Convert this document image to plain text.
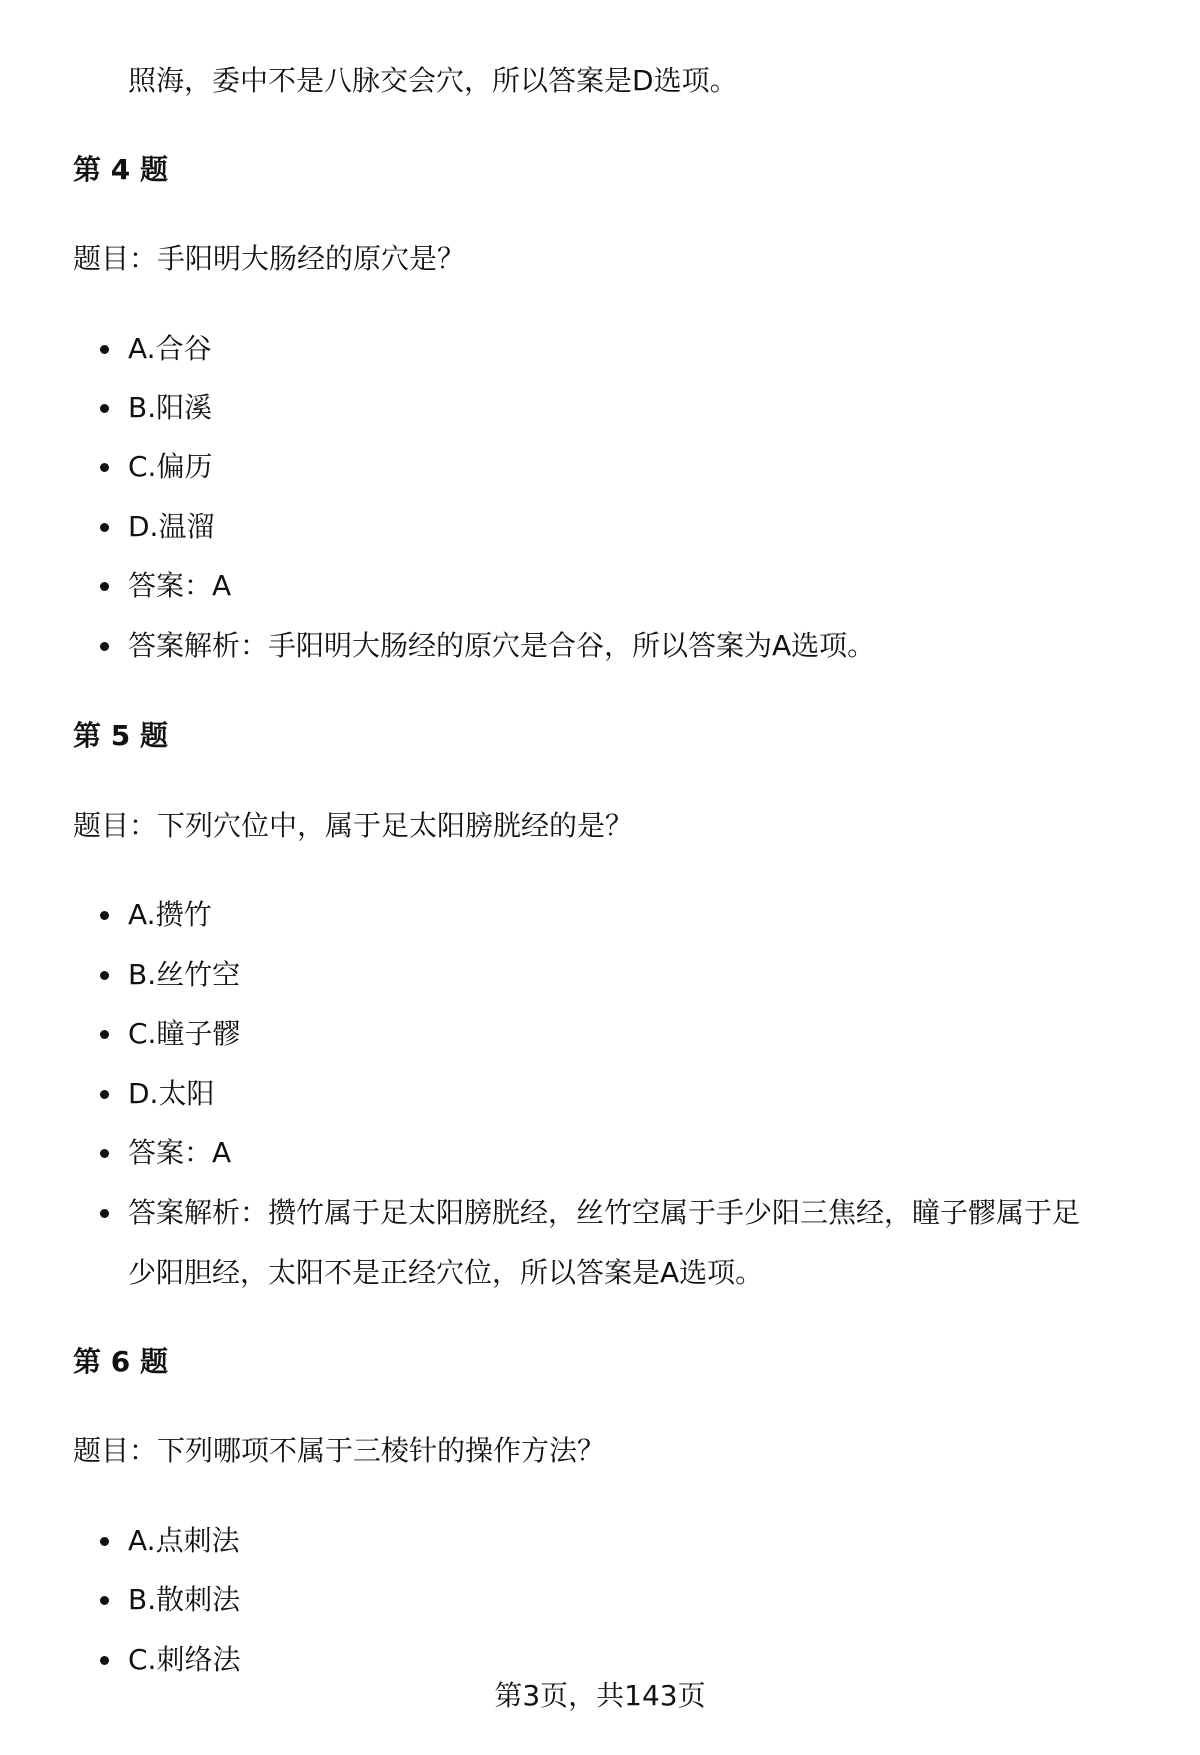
照海，委中不是八脉交会穴，所以答案是D选项。
第 4 题
题目：手阳明大肠经的原穴是？
A.合谷
B.阳溪
C.偏历
D.温溜
答案：A
答案解析：手阳明大肠经的原穴是合谷，所以答案为A选项。
第 5 题
题目：下列穴位中，属于足太阳膀胱经的是？
A.攒竹
B.丝竹空
C.瞳子髎
D.太阳
答案：A
答案解析：攒竹属于足太阳膀胱经，丝竹空属于手少阳三焦经，瞳子髎属于足
少阳胆经，太阳不是正经穴位，所以答案是A选项。
第 6 题
题目：下列哪项不属于三棱针的操作方法？
A.点刺法
B.散刺法
C.刺络法
第3页，共143页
□ □ □ □ □ □ □
- _Written task_:
Copy every record character for character. Skip the pictures.

- _The result_:
Convert this document image to plain text.
照海，委中不是八脉交会穴，所以答案是D选项。
第 4 题
题目：手阳明大肠经的原穴是？
A.合谷
B.阳溪
C.偏历
D.温溜
答案：A
答案解析：手阳明大肠经的原穴是合谷，所以答案为A选项。
第 5 题
题目：下列穴位中，属于足太阳膀胱经的是？
A.攒竹
B.丝竹空
C.瞳子髎
D.太阳
答案：A
答案解析：攒竹属于足太阳膀胱经，丝竹空属于手少阳三焦经，瞳子髎属于足
少阳胆经，太阳不是正经穴位，所以答案是A选项。
第 6 题
题目：下列哪项不属于三棱针的操作方法？
A.点刺法
B.散刺法
C.刺络法
第3页，共143页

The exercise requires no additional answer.